* **Stated goal**
Restate each entry word for word, leaving nothing out.

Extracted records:
# # # # # # #

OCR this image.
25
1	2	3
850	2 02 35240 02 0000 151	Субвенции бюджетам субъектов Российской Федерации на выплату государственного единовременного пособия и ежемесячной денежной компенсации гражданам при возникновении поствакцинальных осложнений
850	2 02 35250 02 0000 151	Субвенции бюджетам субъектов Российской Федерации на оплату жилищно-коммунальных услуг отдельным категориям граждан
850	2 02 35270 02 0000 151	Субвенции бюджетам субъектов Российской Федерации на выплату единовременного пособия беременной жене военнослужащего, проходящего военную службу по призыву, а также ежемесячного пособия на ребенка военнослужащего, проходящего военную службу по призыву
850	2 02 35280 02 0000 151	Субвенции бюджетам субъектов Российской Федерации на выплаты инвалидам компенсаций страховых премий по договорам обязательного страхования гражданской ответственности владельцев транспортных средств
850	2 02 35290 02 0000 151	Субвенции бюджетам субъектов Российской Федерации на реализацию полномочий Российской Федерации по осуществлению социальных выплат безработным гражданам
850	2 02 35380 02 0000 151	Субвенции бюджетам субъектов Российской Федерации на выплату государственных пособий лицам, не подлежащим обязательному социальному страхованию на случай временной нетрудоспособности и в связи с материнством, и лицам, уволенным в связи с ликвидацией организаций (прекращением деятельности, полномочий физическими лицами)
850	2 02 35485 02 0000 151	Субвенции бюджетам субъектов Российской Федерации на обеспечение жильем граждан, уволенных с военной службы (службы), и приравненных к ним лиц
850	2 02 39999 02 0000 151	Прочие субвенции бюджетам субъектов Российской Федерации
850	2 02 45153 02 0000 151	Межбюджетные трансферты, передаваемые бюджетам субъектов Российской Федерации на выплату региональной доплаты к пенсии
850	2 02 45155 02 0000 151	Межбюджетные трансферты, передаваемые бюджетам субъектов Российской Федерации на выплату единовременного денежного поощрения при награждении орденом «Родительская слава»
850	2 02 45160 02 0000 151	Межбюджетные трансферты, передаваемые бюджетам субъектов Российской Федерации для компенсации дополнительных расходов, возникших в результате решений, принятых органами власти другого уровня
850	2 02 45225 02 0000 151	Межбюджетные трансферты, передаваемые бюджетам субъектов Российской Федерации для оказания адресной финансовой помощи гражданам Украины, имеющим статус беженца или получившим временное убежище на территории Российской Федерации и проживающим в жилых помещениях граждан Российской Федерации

# # # # # # #

* **Output for this exercise**
OCR this image.
25
1	2	3
850	2 02 35240 02 0000 151	Субвенции бюджетам субъектов Российской Федерации на выплату государственного единовременного пособия и ежемесячной денежной компенсации гражданам при возникновении поствакцинальных осложнений
850	2 02 35250 02 0000 151	Субвенции бюджетам субъектов Российской Федерации на оплату жилищно-коммунальных услуг отдельным категориям граждан
850	2 02 35270 02 0000 151	Субвенции бюджетам субъектов Российской Федерации на выплату единовременного пособия беременной жене военнослужащего, проходящего военную службу по призыву, а также ежемесячного пособия на ребенка военнослужащего, проходящего военную службу по призыву
850	2 02 35280 02 0000 151	Субвенции бюджетам субъектов Российской Федерации на выплаты инвалидам компенсаций страховых премий по договорам обязательного страхования гражданской ответственности владельцев транспортных средств
850	2 02 35290 02 0000 151	Субвенции бюджетам субъектов Российской Федерации на реализацию полномочий Российской Федерации по осуществлению социальных выплат безработным гражданам
850	2 02 35380 02 0000 151	Субвенции бюджетам субъектов Российской Федерации на выплату государственных пособий лицам, не подлежащим обязательному социальному страхованию на случай временной нетрудоспособности и в связи с материнством, и лицам, уволенным в связи с ликвидацией организаций (прекращением деятельности, полномочий физическими лицами)
850	2 02 35485 02 0000 151	Субвенции бюджетам субъектов Российской Федерации на обеспечение жильем граждан, уволенных с военной службы (службы), и приравненных к ним лиц
850	2 02 39999 02 0000 151	Прочие субвенции бюджетам субъектов Российской Федерации
850	2 02 45153 02 0000 151	Межбюджетные трансферты, передаваемые бюджетам субъектов Российской Федерации на выплату региональной доплаты к пенсии
850	2 02 45155 02 0000 151	Межбюджетные трансферты, передаваемые бюджетам субъектов Российской Федерации на выплату единовременного денежного поощрения при награждении орденом «Родительская слава»
850	2 02 45160 02 0000 151	Межбюджетные трансферты, передаваемые бюджетам субъектов Российской Федерации для компенсации дополнительных расходов, возникших в результате решений, принятых органами власти другого уровня
850	2 02 45225 02 0000 151	Межбюджетные трансферты, передаваемые бюджетам субъектов Российской Федерации для оказания адресной финансовой помощи гражданам Украины, имеющим статус беженца или получившим временное убежище на территории Российской Федерации и проживающим в жилых помещениях граждан Российской Федерации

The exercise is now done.